▶ Instruction
Determine how many lines contain the string "icon". Respond with that number and nothing more.

Collected data entries
----

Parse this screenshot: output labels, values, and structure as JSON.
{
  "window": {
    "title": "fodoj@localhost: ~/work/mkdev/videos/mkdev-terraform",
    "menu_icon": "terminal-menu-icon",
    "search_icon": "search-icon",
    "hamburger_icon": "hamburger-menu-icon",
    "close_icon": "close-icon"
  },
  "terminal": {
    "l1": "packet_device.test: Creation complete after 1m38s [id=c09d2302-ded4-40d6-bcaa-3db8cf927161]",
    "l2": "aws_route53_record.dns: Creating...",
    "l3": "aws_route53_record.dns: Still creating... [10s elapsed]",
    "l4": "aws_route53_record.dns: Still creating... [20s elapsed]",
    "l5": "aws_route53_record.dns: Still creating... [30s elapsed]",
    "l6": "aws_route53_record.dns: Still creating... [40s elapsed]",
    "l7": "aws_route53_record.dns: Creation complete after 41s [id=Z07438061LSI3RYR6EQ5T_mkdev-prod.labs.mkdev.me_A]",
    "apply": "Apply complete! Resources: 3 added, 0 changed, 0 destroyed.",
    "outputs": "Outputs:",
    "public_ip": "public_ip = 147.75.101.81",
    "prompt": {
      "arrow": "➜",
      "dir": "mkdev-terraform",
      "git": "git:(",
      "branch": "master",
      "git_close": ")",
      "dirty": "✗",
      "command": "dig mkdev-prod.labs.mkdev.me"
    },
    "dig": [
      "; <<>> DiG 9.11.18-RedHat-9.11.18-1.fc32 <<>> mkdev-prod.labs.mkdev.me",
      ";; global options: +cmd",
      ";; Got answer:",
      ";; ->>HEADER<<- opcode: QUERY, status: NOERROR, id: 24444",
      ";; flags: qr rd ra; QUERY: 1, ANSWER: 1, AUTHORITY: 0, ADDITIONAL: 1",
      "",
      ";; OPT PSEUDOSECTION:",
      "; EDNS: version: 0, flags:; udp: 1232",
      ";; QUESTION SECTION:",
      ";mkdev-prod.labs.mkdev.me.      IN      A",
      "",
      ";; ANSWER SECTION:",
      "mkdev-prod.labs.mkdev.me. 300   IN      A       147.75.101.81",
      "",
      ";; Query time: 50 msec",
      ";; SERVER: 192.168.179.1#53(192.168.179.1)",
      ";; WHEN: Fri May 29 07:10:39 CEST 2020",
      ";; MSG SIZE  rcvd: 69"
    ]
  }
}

----

▶ Finished answer
4